Dataset records:
>>>

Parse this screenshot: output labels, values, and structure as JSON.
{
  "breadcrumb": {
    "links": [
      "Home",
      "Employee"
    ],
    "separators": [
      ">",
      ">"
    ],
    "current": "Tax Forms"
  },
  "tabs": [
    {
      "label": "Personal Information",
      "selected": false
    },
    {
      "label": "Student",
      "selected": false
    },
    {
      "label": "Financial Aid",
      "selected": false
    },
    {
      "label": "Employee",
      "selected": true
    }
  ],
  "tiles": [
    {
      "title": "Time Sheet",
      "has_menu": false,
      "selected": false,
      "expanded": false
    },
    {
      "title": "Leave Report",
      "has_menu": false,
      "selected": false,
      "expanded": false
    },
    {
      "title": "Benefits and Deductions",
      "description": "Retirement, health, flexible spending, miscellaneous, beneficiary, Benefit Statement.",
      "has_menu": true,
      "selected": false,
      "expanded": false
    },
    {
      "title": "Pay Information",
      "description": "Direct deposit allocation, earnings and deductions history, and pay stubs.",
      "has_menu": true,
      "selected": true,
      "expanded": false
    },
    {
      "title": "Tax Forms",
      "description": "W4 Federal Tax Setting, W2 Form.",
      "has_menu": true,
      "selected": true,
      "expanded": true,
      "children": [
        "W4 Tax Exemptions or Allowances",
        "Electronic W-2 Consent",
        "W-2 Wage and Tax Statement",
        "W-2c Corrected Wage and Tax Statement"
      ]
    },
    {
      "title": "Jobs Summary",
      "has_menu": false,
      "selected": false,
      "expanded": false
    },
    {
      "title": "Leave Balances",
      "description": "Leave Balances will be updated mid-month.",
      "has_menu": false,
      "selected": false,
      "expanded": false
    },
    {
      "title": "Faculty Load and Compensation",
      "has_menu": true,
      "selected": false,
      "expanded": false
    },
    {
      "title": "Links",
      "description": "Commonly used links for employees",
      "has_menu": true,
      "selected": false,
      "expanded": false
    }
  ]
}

<<<

Set exercise
Each line of the material should be echoed exactly.

Answer for this exercise
Parse this screenshot: output labels, values, and structure as JSON.
{
  "breadcrumb": {
    "links": [
      "Home",
      "Employee"
    ],
    "separators": [
      ">",
      ">"
    ],
    "current": "Tax Forms"
  },
  "tabs": [
    {
      "label": "Personal Information",
      "selected": false
    },
    {
      "label": "Student",
      "selected": false
    },
    {
      "label": "Financial Aid",
      "selected": false
    },
    {
      "label": "Employee",
      "selected": true
    }
  ],
  "tiles": [
    {
      "title": "Time Sheet",
      "has_menu": false,
      "selected": false,
      "expanded": false
    },
    {
      "title": "Leave Report",
      "has_menu": false,
      "selected": false,
      "expanded": false
    },
    {
      "title": "Benefits and Deductions",
      "description": "Retirement, health, flexible spending, miscellaneous, beneficiary, Benefit Statement.",
      "has_menu": true,
      "selected": false,
      "expanded": false
    },
    {
      "title": "Pay Information",
      "description": "Direct deposit allocation, earnings and deductions history, and pay stubs.",
      "has_menu": true,
      "selected": true,
      "expanded": false
    },
    {
      "title": "Tax Forms",
      "description": "W4 Federal Tax Setting, W2 Form.",
      "has_menu": true,
      "selected": true,
      "expanded": true,
      "children": [
        "W4 Tax Exemptions or Allowances",
        "Electronic W-2 Consent",
        "W-2 Wage and Tax Statement",
        "W-2c Corrected Wage and Tax Statement"
      ]
    },
    {
      "title": "Jobs Summary",
      "has_menu": false,
      "selected": false,
      "expanded": false
    },
    {
      "title": "Leave Balances",
      "description": "Leave Balances will be updated mid-month.",
      "has_menu": false,
      "selected": false,
      "expanded": false
    },
    {
      "title": "Faculty Load and Compensation",
      "has_menu": true,
      "selected": false,
      "expanded": false
    },
    {
      "title": "Links",
      "description": "Commonly used links for employees",
      "has_menu": true,
      "selected": false,
      "expanded": false
    }
  ]
}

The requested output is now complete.